- **WORK TO COMPLETE**: Copy all the material below, exactly as it stands.

----

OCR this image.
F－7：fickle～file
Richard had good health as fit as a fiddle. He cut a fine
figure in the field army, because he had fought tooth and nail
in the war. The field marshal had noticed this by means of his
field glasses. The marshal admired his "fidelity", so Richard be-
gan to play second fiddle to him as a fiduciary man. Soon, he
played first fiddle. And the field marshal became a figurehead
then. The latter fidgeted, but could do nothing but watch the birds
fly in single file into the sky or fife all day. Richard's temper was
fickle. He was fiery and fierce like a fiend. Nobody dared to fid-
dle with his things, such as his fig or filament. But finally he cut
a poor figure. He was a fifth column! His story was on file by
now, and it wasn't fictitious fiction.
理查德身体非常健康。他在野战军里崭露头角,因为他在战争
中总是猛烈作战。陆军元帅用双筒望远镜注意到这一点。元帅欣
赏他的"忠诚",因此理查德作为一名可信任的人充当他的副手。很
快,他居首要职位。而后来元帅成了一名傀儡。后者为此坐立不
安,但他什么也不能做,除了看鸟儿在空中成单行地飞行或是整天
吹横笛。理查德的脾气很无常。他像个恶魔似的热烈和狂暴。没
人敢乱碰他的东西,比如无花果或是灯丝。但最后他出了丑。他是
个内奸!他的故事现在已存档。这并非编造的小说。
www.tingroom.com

----

- **ANSWER IN FULL**:
OCR this image.
F－7：fickle～file
Richard had good health as fit as a fiddle. He cut a fine
figure in the field army, because he had fought tooth and nail
in the war. The field marshal had noticed this by means of his
field glasses. The marshal admired his "fidelity", so Richard be-
gan to play second fiddle to him as a fiduciary man. Soon, he
played first fiddle. And the field marshal became a figurehead
then. The latter fidgeted, but could do nothing but watch the birds
fly in single file into the sky or fife all day. Richard's temper was
fickle. He was fiery and fierce like a fiend. Nobody dared to fid-
dle with his things, such as his fig or filament. But finally he cut
a poor figure. He was a fifth column! His story was on file by
now, and it wasn't fictitious fiction.
理查德身体非常健康。他在野战军里崭露头角,因为他在战争
中总是猛烈作战。陆军元帅用双筒望远镜注意到这一点。元帅欣
赏他的"忠诚",因此理查德作为一名可信任的人充当他的副手。很
快,他居首要职位。而后来元帅成了一名傀儡。后者为此坐立不
安,但他什么也不能做,除了看鸟儿在空中成单行地飞行或是整天
吹横笛。理查德的脾气很无常。他像个恶魔似的热烈和狂暴。没
人敢乱碰他的东西,比如无花果或是灯丝。但最后他出了丑。他是
个内奸!他的故事现在已存档。这并非编造的小说。
www.tingroom.com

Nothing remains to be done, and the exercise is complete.